(Source records)
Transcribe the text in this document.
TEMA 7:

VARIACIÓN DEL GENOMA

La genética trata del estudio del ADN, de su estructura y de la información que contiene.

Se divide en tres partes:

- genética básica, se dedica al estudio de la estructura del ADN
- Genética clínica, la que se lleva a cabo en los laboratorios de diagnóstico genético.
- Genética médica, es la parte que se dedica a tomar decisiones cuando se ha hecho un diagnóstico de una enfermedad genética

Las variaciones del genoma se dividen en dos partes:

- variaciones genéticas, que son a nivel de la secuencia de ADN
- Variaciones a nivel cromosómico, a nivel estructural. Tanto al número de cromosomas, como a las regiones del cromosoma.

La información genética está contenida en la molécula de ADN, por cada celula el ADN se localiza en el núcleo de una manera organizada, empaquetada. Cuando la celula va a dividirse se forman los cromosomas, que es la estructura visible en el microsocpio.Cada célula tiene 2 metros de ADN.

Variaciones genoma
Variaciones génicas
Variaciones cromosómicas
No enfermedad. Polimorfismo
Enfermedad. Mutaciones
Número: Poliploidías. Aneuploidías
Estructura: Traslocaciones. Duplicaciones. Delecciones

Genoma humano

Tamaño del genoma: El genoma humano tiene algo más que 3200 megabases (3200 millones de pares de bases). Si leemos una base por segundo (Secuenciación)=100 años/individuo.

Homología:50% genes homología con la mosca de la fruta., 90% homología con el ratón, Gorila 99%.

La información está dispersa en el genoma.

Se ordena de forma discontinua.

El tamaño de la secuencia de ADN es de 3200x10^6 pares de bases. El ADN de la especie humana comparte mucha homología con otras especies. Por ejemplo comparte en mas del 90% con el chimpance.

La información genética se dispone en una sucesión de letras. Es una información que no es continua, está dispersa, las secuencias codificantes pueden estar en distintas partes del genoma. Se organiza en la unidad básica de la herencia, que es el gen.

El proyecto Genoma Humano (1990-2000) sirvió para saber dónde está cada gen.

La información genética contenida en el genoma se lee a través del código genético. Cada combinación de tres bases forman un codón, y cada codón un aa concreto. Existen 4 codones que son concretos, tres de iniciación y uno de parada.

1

**What is needed:** Repeat the records above exactly, leaving none out.

**Finished task:**
Transcribe the text in this document.
TEMA 7:

VARIACIÓN DEL GENOMA

La genética trata del estudio del ADN, de su estructura y de la información que contiene.

Se divide en tres partes:

- genética básica, se dedica al estudio de la estructura del ADN
- Genética clínica, la que se lleva a cabo en los laboratorios de diagnóstico genético.
- Genética médica, es la parte que se dedica a tomar decisiones cuando se ha hecho un diagnóstico de una enfermedad genética

Las variaciones del genoma se dividen en dos partes:

- variaciones genéticas, que son a nivel de la secuencia de ADN
- Variaciones a nivel cromosómico, a nivel estructural. Tanto al número de cromosomas, como a las regiones del cromosoma.

La información genética está contenida en la molécula de ADN, por cada celula el ADN se localiza en el núcleo de una manera organizada, empaquetada. Cuando la celula va a dividirse se forman los cromosomas, que es la estructura visible en el microsocpio.Cada célula tiene 2 metros de ADN.

Variaciones genoma
Variaciones génicas
Variaciones cromosómicas
No enfermedad. Polimorfismo
Enfermedad. Mutaciones
Número: Poliploidías. Aneuploidías
Estructura: Traslocaciones. Duplicaciones. Delecciones

Genoma humano

Tamaño del genoma: El genoma humano tiene algo más que 3200 megabases (3200 millones de pares de bases). Si leemos una base por segundo (Secuenciación)=100 años/individuo.

Homología:50% genes homología con la mosca de la fruta., 90% homología con el ratón, Gorila 99%.

La información está dispersa en el genoma.

Se ordena de forma discontinua.

El tamaño de la secuencia de ADN es de 3200x10^6 pares de bases. El ADN de la especie humana comparte mucha homología con otras especies. Por ejemplo comparte en mas del 90% con el chimpance.

La información genética se dispone en una sucesión de letras. Es una información que no es continua, está dispersa, las secuencias codificantes pueden estar en distintas partes del genoma. Se organiza en la unidad básica de la herencia, que es el gen.

El proyecto Genoma Humano (1990-2000) sirvió para saber dónde está cada gen.

La información genética contenida en el genoma se lee a través del código genético. Cada combinación de tres bases forman un codón, y cada codón un aa concreto. Existen 4 codones que son concretos, tres de iniciación y uno de parada.

1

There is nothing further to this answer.